Problem statement - Find the string "false" in the records. Copy every line it appears in.

· · ·

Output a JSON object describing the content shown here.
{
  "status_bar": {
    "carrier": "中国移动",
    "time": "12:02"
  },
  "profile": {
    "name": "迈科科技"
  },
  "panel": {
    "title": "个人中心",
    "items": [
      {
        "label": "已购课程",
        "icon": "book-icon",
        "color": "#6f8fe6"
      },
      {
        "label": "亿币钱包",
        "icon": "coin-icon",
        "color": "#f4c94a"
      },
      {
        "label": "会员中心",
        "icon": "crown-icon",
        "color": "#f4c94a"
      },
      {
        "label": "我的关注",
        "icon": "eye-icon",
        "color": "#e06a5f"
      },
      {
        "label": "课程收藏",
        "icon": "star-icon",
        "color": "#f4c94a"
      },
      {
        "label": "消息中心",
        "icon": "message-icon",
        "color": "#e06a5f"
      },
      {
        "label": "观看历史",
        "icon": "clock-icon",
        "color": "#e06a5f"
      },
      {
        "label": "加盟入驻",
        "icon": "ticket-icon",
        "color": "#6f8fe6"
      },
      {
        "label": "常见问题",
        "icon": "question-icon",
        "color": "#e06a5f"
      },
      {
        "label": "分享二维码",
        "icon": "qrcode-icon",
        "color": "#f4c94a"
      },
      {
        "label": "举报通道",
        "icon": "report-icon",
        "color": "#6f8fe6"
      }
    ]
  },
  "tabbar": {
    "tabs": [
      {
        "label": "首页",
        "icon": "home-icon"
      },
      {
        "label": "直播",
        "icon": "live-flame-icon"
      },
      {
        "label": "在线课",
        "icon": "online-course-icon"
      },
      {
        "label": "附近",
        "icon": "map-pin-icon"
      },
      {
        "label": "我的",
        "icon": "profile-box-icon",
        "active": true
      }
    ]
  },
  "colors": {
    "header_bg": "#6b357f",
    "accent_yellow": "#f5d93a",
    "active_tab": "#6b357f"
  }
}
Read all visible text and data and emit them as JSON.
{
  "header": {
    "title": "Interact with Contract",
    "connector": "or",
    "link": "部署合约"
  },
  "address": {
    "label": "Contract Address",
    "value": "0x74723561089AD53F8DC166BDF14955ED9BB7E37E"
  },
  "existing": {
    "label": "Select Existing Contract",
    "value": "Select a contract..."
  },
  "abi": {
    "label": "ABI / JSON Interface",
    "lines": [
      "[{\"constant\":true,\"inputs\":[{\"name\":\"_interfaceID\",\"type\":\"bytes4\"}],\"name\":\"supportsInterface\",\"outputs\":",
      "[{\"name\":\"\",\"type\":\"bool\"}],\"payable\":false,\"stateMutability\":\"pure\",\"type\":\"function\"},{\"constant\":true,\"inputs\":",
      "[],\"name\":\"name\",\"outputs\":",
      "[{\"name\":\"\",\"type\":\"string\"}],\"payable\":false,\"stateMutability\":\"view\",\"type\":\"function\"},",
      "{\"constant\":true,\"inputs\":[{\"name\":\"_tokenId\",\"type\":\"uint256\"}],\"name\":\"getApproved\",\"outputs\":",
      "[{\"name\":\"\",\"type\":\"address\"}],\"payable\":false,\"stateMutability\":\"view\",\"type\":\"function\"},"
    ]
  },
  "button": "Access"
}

· · ·

Answer to the problem -
      "[{\"name\":\"\",\"type\":\"bool\"}],\"payable\":false,\"stateMutability\":\"pure\",\"type\":\"function\"},{\"constant\":true,\"inputs\":",
      "[{\"name\":\"\",\"type\":\"string\"}],\"payable\":false,\"stateMutability\":\"view\",\"type\":\"function\"},",
      "[{\"name\":\"\",\"type\":\"address\"}],\"payable\":false,\"stateMutability\":\"view\",\"type\":\"function\"},"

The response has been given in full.